Exercise requirements
Please return the rows verbatim, from the first one up to and including the line that contains "data-point [704, 372, 721, 390]".

Recorded information
[BEGIN]

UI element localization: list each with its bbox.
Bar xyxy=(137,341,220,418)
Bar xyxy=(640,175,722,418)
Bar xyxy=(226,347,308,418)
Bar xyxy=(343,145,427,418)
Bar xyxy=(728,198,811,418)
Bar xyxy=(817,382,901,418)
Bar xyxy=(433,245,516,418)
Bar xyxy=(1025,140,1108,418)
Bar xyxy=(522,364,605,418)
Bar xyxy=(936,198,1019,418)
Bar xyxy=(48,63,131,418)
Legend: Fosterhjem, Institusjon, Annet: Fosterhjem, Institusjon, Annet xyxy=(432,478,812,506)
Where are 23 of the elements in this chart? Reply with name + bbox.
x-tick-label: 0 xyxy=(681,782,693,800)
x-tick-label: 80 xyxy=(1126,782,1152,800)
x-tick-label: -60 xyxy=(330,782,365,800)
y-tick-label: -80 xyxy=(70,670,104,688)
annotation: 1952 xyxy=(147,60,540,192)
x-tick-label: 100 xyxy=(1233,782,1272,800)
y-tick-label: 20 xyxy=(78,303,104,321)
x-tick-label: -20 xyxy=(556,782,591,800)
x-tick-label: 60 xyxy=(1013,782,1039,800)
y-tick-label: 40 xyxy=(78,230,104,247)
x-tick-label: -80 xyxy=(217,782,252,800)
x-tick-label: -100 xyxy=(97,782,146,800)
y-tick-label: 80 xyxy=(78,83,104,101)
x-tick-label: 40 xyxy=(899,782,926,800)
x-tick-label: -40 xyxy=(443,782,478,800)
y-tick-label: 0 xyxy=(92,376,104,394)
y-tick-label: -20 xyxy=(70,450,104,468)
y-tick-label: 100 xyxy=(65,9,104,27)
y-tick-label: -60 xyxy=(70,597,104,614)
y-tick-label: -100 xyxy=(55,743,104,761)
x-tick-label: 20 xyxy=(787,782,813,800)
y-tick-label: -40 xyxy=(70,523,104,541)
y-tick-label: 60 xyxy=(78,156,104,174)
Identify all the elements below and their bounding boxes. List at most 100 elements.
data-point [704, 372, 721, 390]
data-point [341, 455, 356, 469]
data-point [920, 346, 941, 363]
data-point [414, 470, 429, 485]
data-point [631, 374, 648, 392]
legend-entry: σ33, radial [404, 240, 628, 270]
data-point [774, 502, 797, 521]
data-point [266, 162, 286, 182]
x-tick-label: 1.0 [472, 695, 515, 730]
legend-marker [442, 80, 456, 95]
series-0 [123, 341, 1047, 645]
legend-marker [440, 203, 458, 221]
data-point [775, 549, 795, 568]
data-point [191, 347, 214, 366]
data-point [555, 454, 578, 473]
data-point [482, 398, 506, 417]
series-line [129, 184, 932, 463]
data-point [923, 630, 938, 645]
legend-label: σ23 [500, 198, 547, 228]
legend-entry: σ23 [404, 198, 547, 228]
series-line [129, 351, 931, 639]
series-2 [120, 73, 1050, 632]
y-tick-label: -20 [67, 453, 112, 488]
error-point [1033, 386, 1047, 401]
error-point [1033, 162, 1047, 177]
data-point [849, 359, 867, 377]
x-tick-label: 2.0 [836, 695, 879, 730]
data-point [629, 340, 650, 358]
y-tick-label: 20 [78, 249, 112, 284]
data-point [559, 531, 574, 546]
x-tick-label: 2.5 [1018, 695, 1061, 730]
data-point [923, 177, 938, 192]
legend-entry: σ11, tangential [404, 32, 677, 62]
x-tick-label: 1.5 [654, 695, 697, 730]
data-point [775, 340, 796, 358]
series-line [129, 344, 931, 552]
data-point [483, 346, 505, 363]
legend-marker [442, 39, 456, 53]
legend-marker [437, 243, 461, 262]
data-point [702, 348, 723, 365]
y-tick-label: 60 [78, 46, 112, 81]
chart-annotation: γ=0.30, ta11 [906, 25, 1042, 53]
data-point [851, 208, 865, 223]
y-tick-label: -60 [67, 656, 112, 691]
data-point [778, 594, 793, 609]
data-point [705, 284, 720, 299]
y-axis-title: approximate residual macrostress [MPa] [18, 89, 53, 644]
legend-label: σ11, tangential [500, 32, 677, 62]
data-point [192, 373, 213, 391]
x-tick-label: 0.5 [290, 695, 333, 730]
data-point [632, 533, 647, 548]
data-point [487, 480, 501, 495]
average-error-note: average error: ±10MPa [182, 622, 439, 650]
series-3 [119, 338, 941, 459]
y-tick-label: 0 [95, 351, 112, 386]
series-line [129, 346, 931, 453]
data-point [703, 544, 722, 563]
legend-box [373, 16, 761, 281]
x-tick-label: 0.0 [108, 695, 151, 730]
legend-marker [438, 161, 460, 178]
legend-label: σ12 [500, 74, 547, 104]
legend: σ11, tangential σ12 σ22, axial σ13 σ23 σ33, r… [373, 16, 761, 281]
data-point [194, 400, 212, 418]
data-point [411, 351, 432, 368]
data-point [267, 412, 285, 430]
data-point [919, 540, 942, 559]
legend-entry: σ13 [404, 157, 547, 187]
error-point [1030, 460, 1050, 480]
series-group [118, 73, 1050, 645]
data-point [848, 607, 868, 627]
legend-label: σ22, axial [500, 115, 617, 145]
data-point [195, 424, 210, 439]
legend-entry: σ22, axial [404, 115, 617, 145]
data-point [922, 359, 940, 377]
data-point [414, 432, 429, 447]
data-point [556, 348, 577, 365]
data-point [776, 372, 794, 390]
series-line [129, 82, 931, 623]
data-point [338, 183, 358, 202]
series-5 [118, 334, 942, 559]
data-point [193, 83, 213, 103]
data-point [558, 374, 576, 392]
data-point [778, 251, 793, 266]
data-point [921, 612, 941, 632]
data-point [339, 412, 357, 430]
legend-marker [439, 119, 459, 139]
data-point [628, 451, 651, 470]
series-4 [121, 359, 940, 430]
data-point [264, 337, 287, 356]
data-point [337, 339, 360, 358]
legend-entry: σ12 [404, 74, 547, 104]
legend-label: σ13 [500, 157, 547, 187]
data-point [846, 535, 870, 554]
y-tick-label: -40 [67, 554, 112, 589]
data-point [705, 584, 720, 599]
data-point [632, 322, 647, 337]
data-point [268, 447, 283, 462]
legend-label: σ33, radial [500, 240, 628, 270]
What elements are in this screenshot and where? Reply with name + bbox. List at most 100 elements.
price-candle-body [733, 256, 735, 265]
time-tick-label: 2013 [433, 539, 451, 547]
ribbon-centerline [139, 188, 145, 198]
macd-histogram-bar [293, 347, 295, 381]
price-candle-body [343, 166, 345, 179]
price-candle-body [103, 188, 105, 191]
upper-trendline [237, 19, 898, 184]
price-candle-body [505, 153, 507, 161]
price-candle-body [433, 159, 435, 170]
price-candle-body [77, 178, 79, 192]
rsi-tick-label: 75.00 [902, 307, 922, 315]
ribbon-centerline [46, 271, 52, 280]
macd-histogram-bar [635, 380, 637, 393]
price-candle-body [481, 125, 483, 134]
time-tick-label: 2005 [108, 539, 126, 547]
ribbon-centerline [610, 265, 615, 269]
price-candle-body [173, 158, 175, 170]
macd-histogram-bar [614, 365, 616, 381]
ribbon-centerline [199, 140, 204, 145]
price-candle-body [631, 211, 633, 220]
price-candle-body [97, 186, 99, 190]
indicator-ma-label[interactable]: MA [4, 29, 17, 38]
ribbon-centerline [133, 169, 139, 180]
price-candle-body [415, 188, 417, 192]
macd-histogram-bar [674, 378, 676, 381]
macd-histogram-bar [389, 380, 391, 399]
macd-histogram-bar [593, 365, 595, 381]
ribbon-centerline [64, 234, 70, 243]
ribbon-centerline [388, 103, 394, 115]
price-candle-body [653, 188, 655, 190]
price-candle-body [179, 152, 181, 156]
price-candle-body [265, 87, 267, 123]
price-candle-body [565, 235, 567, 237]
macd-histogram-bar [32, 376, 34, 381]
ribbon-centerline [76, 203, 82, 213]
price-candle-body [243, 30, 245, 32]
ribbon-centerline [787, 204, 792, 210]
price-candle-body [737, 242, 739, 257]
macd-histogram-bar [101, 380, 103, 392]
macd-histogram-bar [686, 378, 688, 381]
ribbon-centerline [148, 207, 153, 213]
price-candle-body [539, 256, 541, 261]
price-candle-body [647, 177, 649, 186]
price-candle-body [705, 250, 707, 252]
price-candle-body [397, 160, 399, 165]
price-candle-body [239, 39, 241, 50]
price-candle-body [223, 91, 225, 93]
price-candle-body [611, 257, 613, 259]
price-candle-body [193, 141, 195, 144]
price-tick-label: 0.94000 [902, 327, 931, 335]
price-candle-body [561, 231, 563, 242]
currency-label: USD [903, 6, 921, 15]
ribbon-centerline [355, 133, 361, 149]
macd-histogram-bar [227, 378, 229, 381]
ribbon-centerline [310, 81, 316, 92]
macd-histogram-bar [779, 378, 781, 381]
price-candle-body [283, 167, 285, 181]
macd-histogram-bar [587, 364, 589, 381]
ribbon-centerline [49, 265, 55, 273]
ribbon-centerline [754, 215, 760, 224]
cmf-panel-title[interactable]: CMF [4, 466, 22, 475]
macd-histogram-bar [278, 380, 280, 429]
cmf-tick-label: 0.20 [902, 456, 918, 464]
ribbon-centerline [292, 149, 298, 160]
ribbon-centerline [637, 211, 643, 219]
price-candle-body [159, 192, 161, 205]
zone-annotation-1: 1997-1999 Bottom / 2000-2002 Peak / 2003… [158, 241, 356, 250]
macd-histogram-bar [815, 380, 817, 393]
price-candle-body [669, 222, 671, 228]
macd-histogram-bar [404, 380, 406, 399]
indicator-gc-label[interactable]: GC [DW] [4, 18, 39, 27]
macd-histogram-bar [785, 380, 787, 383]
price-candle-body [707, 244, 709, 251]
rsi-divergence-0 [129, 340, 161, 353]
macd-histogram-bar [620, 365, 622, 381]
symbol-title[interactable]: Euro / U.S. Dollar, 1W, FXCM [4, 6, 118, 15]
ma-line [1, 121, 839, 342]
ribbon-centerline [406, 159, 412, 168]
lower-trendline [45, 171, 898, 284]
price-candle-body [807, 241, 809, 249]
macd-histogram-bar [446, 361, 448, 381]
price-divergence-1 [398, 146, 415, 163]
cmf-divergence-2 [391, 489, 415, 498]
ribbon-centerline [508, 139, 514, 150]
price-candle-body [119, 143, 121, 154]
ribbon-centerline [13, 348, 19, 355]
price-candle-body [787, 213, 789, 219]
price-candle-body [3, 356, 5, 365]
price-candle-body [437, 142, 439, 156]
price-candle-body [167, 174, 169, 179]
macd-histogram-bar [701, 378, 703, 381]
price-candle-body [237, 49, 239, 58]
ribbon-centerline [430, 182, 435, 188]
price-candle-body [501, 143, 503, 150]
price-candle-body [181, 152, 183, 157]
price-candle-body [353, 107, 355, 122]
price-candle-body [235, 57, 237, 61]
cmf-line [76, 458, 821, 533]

[END]

Task result
UI element localization: list each with its bbox.
Bar xyxy=(137,341,220,418)
Bar xyxy=(640,175,722,418)
Bar xyxy=(226,347,308,418)
Bar xyxy=(343,145,427,418)
Bar xyxy=(728,198,811,418)
Bar xyxy=(817,382,901,418)
Bar xyxy=(433,245,516,418)
Bar xyxy=(1025,140,1108,418)
Bar xyxy=(522,364,605,418)
Bar xyxy=(936,198,1019,418)
Bar xyxy=(48,63,131,418)
Legend: Fosterhjem, Institusjon, Annet: Fosterhjem, Institusjon, Annet xyxy=(432,478,812,506)
Where are 23 of the elements in this chart? Reply with name + bbox.
x-tick-label: 0 xyxy=(681,782,693,800)
x-tick-label: 80 xyxy=(1126,782,1152,800)
x-tick-label: -60 xyxy=(330,782,365,800)
y-tick-label: -80 xyxy=(70,670,104,688)
annotation: 1952 xyxy=(147,60,540,192)
x-tick-label: 100 xyxy=(1233,782,1272,800)
y-tick-label: 20 xyxy=(78,303,104,321)
x-tick-label: -20 xyxy=(556,782,591,800)
x-tick-label: 60 xyxy=(1013,782,1039,800)
y-tick-label: 40 xyxy=(78,230,104,247)
x-tick-label: -80 xyxy=(217,782,252,800)
x-tick-label: -100 xyxy=(97,782,146,800)
y-tick-label: 80 xyxy=(78,83,104,101)
x-tick-label: 40 xyxy=(899,782,926,800)
x-tick-label: -40 xyxy=(443,782,478,800)
y-tick-label: 0 xyxy=(92,376,104,394)
y-tick-label: -20 xyxy=(70,450,104,468)
y-tick-label: 100 xyxy=(65,9,104,27)
y-tick-label: -60 xyxy=(70,597,104,614)
y-tick-label: -100 xyxy=(55,743,104,761)
x-tick-label: 20 xyxy=(787,782,813,800)
y-tick-label: -40 xyxy=(70,523,104,541)
y-tick-label: 60 xyxy=(78,156,104,174)
Identify all the elements below and their bounding boxes. List at most 100 elements.
data-point [704, 372, 721, 390]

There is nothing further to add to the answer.